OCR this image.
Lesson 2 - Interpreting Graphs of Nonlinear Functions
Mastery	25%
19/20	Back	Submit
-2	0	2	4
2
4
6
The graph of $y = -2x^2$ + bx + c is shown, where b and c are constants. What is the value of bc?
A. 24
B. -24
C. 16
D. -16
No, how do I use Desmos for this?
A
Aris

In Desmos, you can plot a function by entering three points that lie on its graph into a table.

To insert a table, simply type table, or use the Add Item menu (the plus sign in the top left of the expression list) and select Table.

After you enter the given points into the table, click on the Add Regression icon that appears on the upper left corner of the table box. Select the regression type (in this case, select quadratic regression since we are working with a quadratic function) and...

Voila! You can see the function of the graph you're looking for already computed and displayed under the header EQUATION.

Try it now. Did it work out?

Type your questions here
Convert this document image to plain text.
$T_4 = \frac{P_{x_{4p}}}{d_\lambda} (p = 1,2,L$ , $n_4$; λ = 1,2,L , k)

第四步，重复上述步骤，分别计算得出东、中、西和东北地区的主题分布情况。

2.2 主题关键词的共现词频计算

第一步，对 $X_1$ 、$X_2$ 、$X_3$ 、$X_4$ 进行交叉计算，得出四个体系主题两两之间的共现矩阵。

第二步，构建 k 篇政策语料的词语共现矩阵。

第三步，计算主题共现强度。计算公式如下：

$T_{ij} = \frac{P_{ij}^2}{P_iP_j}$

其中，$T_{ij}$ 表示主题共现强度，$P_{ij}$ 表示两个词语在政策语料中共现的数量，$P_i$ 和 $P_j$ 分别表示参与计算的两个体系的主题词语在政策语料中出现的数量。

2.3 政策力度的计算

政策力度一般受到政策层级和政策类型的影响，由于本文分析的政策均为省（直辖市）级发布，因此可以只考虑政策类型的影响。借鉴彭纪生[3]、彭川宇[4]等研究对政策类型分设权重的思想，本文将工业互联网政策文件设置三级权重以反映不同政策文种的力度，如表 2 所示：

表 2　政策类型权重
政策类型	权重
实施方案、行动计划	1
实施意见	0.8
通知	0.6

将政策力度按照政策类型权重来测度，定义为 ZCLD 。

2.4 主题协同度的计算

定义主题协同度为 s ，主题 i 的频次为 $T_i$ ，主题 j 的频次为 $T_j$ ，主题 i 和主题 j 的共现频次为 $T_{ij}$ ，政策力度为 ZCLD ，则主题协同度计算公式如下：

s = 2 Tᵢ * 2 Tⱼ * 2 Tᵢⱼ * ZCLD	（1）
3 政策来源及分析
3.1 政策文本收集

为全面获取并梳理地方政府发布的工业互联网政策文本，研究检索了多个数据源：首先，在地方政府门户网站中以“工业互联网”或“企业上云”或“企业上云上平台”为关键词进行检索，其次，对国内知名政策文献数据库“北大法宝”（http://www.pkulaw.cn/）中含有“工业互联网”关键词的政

================================

Emit the records above again, exactly, with no line skipped.

OCR this image.
Lesson 2 - Interpreting Graphs of Nonlinear Functions
Mastery	25%
19/20	Back	Submit
-2	0	2	4
2
4
6
The graph of $y = -2x^2$ + bx + c is shown, where b and c are constants. What is the value of bc?
A. 24
B. -24
C. 16
D. -16
No, how do I use Desmos for this?
A
Aris

In Desmos, you can plot a function by entering three points that lie on its graph into a table.

To insert a table, simply type table, or use the Add Item menu (the plus sign in the top left of the expression list) and select Table.

After you enter the given points into the table, click on the Add Regression icon that appears on the upper left corner of the table box. Select the regression type (in this case, select quadratic regression since we are working with a quadratic function) and...

Voila! You can see the function of the graph you're looking for already computed and displayed under the header EQUATION.

Try it now. Did it work out?

Type your questions here
Convert this document image to plain text.
$T_4 = \frac{P_{x_{4p}}}{d_\lambda} (p = 1,2,L$ , $n_4$; λ = 1,2,L , k)

第四步，重复上述步骤，分别计算得出东、中、西和东北地区的主题分布情况。

2.2 主题关键词的共现词频计算

第一步，对 $X_1$ 、$X_2$ 、$X_3$ 、$X_4$ 进行交叉计算，得出四个体系主题两两之间的共现矩阵。

第二步，构建 k 篇政策语料的词语共现矩阵。

第三步，计算主题共现强度。计算公式如下：

$T_{ij} = \frac{P_{ij}^2}{P_iP_j}$

其中，$T_{ij}$ 表示主题共现强度，$P_{ij}$ 表示两个词语在政策语料中共现的数量，$P_i$ 和 $P_j$ 分别表示参与计算的两个体系的主题词语在政策语料中出现的数量。

2.3 政策力度的计算

政策力度一般受到政策层级和政策类型的影响，由于本文分析的政策均为省（直辖市）级发布，因此可以只考虑政策类型的影响。借鉴彭纪生[3]、彭川宇[4]等研究对政策类型分设权重的思想，本文将工业互联网政策文件设置三级权重以反映不同政策文种的力度，如表 2 所示：

表 2　政策类型权重
政策类型	权重
实施方案、行动计划	1
实施意见	0.8
通知	0.6

将政策力度按照政策类型权重来测度，定义为 ZCLD 。

2.4 主题协同度的计算

定义主题协同度为 s ，主题 i 的频次为 $T_i$ ，主题 j 的频次为 $T_j$ ，主题 i 和主题 j 的共现频次为 $T_{ij}$ ，政策力度为 ZCLD ，则主题协同度计算公式如下：

s = 2 Tᵢ * 2 Tⱼ * 2 Tᵢⱼ * ZCLD	（1）
3 政策来源及分析
3.1 政策文本收集

为全面获取并梳理地方政府发布的工业互联网政策文本，研究检索了多个数据源：首先，在地方政府门户网站中以“工业互联网”或“企业上云”或“企业上云上平台”为关键词进行检索，其次，对国内知名政策文献数据库“北大法宝”（http://www.pkulaw.cn/）中含有“工业互联网”关键词的政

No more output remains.